**SELECTION**
** begin **

# Having trouble finding info on craftsman blower



## XJ_82 (Sep 4, 2017)

I just got a free blower from a friend the other day,engine runs but the machine needs a bit of tlc.Anyway I cannot find much of anything online about this thing so thought I'd give it a shot and ask here for some help I have included a photo of the sticker on the frame. Been looking for a few hours and I'm stumped now.If need be I can upload pictures of the whole blower tomorrow,it's too dark out now but if anyone can help me I'd be very grateful,.


----------



## Oneacer (Jan 3, 2011)

Here in the states it is very easy to locate the schematics for our American machines.

I have heard of people having difficulty locating information on the Canadian built models.

Most likely made by MTD. Photos would certainly be helpful, as well as engine make, size, etc.

Many parts are interchangeable, or can be found in generic parts, etc.....

Meanwhile, I'll see what I can dig up with those numbers ....


----------



## Oneacer (Jan 3, 2011)

It appears to be a small 5HP, 22 inch model ... what is it your looking for?


----------



## deezlfan (Nov 8, 2017)

C950.52105.1 seems to be a 5/22 Craftsman Blower. This is as close as I could get on a Canadian site. Says it's free, you got nothin' to lose. 

drmower.ca


----------



## crazzywolfie (Jun 2, 2014)

** end **

Data extracted from a collection:
** begin **

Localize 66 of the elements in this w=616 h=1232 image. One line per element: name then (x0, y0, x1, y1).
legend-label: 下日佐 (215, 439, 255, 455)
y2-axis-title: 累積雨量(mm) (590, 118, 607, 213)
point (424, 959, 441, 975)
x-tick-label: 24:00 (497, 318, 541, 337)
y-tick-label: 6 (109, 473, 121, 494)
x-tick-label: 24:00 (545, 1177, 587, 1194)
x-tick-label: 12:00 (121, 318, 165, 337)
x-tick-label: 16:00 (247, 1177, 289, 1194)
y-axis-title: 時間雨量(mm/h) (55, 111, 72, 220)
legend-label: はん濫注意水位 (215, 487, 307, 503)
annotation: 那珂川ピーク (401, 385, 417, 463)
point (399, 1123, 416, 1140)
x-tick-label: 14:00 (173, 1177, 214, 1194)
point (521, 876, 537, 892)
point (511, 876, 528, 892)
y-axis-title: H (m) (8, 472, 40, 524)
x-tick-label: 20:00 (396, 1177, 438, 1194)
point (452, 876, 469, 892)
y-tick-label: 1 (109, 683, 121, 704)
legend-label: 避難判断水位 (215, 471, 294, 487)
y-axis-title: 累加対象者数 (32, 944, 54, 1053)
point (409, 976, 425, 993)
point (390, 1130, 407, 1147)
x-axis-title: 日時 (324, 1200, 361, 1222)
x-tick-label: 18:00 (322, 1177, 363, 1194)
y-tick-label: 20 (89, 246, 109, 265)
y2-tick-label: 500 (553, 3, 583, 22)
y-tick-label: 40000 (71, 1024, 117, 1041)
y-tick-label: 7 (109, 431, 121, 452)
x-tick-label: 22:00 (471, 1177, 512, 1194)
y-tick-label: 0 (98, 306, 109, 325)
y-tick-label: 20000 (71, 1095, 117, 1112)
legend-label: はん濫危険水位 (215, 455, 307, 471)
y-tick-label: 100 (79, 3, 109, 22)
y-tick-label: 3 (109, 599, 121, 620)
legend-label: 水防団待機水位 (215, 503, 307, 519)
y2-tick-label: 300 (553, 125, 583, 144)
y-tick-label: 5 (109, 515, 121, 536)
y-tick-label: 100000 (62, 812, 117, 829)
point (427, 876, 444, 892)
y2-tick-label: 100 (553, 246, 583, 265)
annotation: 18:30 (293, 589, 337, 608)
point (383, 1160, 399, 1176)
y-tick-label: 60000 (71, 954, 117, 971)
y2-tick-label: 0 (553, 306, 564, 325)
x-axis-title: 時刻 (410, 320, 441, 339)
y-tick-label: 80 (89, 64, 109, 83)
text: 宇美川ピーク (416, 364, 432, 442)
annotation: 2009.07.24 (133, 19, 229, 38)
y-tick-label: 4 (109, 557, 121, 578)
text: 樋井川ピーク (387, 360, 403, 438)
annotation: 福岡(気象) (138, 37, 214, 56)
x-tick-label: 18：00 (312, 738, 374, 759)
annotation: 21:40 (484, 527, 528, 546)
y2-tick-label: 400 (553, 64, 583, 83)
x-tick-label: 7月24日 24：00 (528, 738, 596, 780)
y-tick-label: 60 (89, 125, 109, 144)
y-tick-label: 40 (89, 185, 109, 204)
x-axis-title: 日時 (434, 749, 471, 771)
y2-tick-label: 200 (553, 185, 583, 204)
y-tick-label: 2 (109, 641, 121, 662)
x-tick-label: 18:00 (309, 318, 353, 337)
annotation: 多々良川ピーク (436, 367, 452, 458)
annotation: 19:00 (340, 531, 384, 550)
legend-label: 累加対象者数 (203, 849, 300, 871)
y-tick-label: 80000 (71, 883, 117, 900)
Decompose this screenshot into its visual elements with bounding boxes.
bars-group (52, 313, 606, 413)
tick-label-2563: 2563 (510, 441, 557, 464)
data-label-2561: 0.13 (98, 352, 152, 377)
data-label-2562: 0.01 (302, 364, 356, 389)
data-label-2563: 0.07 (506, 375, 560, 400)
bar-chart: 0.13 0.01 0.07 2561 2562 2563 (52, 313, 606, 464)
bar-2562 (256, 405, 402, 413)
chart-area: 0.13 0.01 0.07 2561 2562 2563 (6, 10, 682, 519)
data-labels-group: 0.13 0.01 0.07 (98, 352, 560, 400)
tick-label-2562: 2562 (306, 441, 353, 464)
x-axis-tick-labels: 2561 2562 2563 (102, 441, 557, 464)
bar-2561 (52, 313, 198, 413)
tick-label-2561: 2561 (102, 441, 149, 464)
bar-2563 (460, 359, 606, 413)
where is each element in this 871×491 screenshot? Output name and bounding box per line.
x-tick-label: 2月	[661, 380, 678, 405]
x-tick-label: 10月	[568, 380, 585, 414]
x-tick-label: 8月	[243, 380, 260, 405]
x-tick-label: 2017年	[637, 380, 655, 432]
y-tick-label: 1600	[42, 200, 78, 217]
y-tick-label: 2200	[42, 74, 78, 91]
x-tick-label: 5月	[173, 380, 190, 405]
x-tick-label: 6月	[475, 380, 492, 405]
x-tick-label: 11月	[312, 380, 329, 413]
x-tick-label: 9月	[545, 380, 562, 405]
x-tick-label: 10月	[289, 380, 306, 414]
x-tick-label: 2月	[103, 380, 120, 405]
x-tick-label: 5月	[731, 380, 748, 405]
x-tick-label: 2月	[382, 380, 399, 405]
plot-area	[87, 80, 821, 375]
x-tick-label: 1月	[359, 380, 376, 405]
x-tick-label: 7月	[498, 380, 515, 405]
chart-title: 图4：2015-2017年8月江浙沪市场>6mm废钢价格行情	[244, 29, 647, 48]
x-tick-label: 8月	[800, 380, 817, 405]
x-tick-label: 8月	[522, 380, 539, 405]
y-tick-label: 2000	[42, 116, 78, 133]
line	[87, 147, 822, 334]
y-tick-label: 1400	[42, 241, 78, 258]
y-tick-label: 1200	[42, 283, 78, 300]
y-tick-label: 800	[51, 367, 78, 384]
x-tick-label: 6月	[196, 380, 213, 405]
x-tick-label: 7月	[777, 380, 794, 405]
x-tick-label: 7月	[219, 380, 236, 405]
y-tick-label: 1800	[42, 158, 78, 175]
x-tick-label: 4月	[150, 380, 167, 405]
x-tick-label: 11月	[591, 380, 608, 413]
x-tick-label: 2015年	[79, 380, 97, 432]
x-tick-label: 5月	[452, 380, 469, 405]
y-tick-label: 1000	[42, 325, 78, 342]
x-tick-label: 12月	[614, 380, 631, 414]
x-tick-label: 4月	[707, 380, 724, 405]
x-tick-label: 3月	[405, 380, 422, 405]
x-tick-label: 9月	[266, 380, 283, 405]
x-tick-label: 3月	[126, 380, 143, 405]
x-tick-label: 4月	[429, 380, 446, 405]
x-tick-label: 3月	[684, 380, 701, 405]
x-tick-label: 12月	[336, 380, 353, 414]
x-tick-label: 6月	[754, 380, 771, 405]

** end **

**AIM OF THE TASK**
Write the next part of the forum thread about the Craftsman blower shown above, starting right after its final line.

**WRITTEN ANSWER**
Canadian craftsman that old don't exist lol. unless you have the manual for a machine you are pretty much just having to find the US version of the same machine and just use it to get part numbers. personally i am not a fan of those machine but first place i would look is under the belt cover to see if it is a single or dual shaft engine. if it is a dual shaft machine i wouldn't spend much if any money on it unless you can find a 8hp dual shaft machine for it. those 5hp may work ok new but i find they just don't age as well as the 8hp and 10hp engines. plus if it is a single shaft it makes it a lot easier to do a engine swap in the future.


----------



## JLawrence08648 (Jan 15, 2017)

Could you post more pictures of the snowblower, it could have been made by MTD but also could have been made by Murray.


----------



## crazzywolfie (Jun 2, 2014)

i would guess his looks like the rusty craftman in this picture. pretty sure it is a noma built machine. definitely not a mtd machine.


----------



## JLawrence08648 (Jan 15, 2017)

If it is, then both of those machines are Murray.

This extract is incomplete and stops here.